The request
Copy out each line of the data holding "Loss".

Records from a dataset:
_ _ _ _ _

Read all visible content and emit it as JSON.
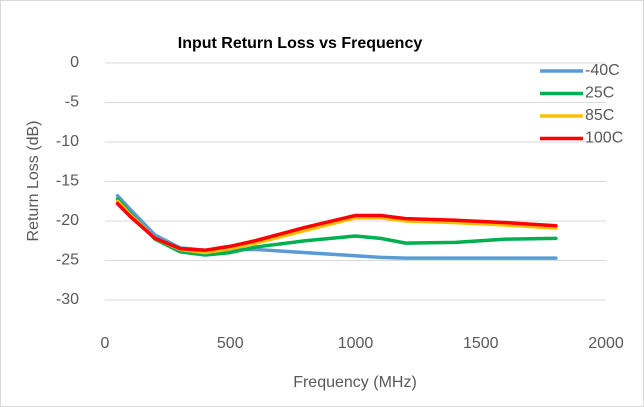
{
  "chart_data": {
    "type": "line",
    "title": "Input Return Loss vs Frequency",
    "xlabel": "Frequency (MHz)",
    "ylabel": "Return Loss (dB)",
    "x": [
      50,
      100,
      200,
      300,
      400,
      500,
      600,
      800,
      1000,
      1100,
      1200,
      1400,
      1600,
      1800
    ],
    "series": [
      {
        "name": "-40C",
        "color": "#5b9bd5",
        "values": [
          -16.8,
          -18.5,
          -21.8,
          -23.4,
          -23.7,
          -23.6,
          -23.6,
          -24.0,
          -24.4,
          -24.6,
          -24.7,
          -24.7,
          -24.7,
          -24.7
        ]
      },
      {
        "name": "25C",
        "color": "#00b050",
        "values": [
          -17.2,
          -19.0,
          -22.3,
          -23.9,
          -24.3,
          -24.0,
          -23.3,
          -22.5,
          -21.9,
          -22.2,
          -22.8,
          -22.7,
          -22.3,
          -22.2
        ]
      },
      {
        "name": "85C",
        "color": "#ffc000",
        "values": [
          -17.5,
          -19.2,
          -22.2,
          -23.6,
          -24.0,
          -23.5,
          -22.8,
          -21.2,
          -19.6,
          -19.6,
          -20.0,
          -20.2,
          -20.5,
          -20.9
        ]
      },
      {
        "name": "100C",
        "color": "#ff0000",
        "values": [
          -17.8,
          -19.4,
          -22.2,
          -23.5,
          -23.7,
          -23.2,
          -22.5,
          -20.8,
          -19.3,
          -19.3,
          -19.7,
          -19.9,
          -20.2,
          -20.6
        ]
      }
    ],
    "xlim": [
      0,
      2000
    ],
    "xticks": [
      0,
      500,
      1000,
      1500,
      2000
    ],
    "ylim": [
      -30,
      0
    ],
    "yticks": [
      -30,
      -25,
      -20,
      -15,
      -10,
      -5,
      0
    ],
    "grid": true,
    "legend": "top-right"
  }
}
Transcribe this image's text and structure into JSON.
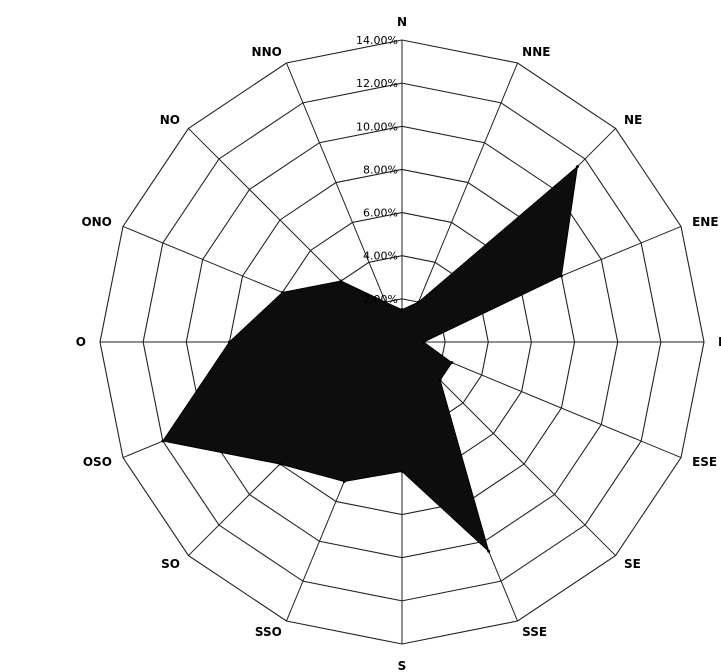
{
  "chart_data": {
    "type": "radar",
    "title": "",
    "categories": [
      "N",
      "NNE",
      "NE",
      "ENE",
      "E",
      "ESE",
      "SE",
      "SSE",
      "S",
      "SSO",
      "SO",
      "OSO",
      "O",
      "ONO",
      "NO",
      "NNO"
    ],
    "series": [
      {
        "values": [
          1.5,
          2.0,
          11.5,
          8.0,
          1.0,
          2.5,
          2.5,
          10.5,
          6.0,
          7.0,
          8.0,
          12.0,
          8.0,
          6.0,
          4.0,
          2.0
        ]
      }
    ],
    "r_range": [
      0,
      14
    ],
    "ring_ticks": [
      "2.00%",
      "4.00%",
      "6.00%",
      "8.00%",
      "10.00%",
      "12.00%",
      "14.00%"
    ],
    "grid": true,
    "colors": {
      "fill": "#0d0d0d",
      "grid": "#222222"
    }
  }
}
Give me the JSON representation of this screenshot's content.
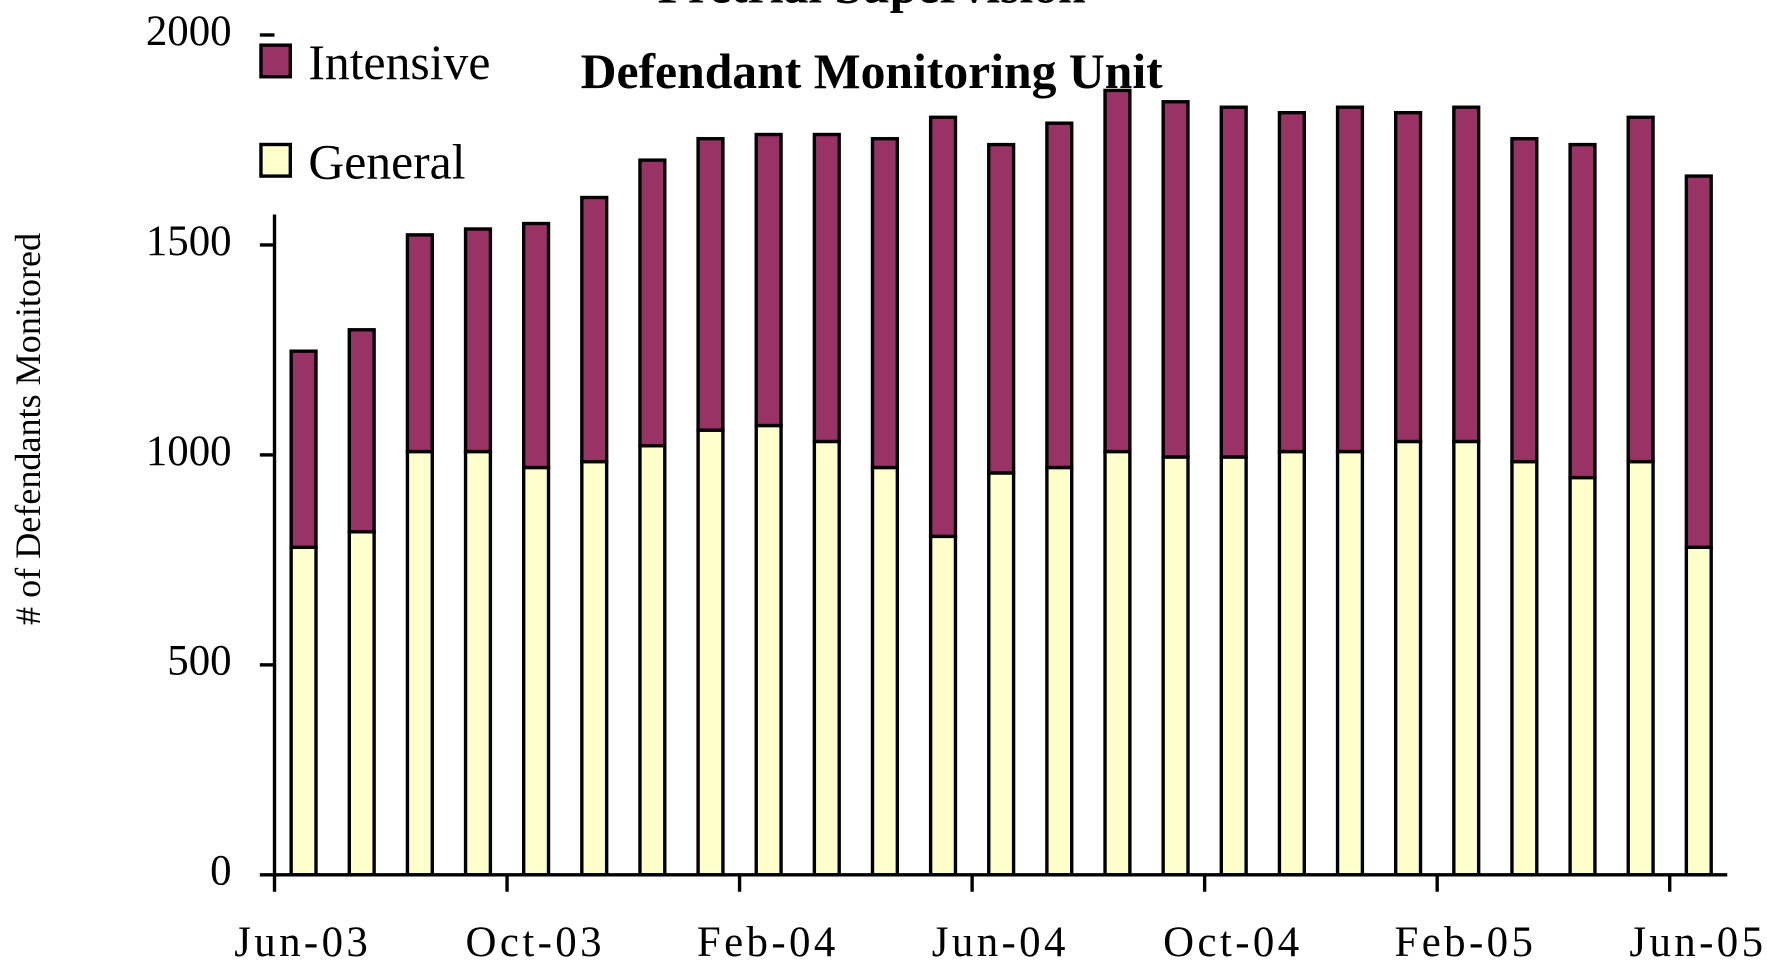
{
  "chart_data": {
    "type": "stacked_bar",
    "title": "Pretrial Supervision",
    "subtitle": "Defendant Monitoring Unit",
    "y_label": "# of Defendants Monitored",
    "categories": [
      "Jun-03",
      null,
      null,
      null,
      "Oct-03",
      null,
      null,
      null,
      "Feb-04",
      null,
      null,
      null,
      "Jun-04",
      null,
      null,
      null,
      "Oct-04",
      null,
      null,
      null,
      "Feb-05",
      null,
      null,
      null,
      "Jun-05"
    ],
    "series": [
      {
        "name": "General",
        "color": "#ffffcc",
        "values": [
          780,
          817,
          1008,
          1008,
          970,
          984,
          1022,
          1059,
          1070,
          1032,
          970,
          806,
          957,
          970,
          1008,
          995,
          995,
          1008,
          1008,
          1032,
          1032,
          984,
          946,
          984,
          780
        ]
      },
      {
        "name": "Intensive",
        "color": "#993366",
        "values": [
          467,
          481,
          516,
          530,
          581,
          629,
          680,
          694,
          693,
          731,
          783,
          998,
          782,
          820,
          860,
          846,
          833,
          807,
          820,
          783,
          796,
          769,
          793,
          820,
          884
        ]
      }
    ],
    "ylim": [
      0,
      2000
    ],
    "yticks": [
      0,
      500,
      1000,
      1500,
      2000
    ],
    "legend": "upper left"
  }
}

_ _ _ _ _

Answer to this task
    "title": "Input Return Loss vs Frequency",
    "ylabel": "Return Loss (dB)",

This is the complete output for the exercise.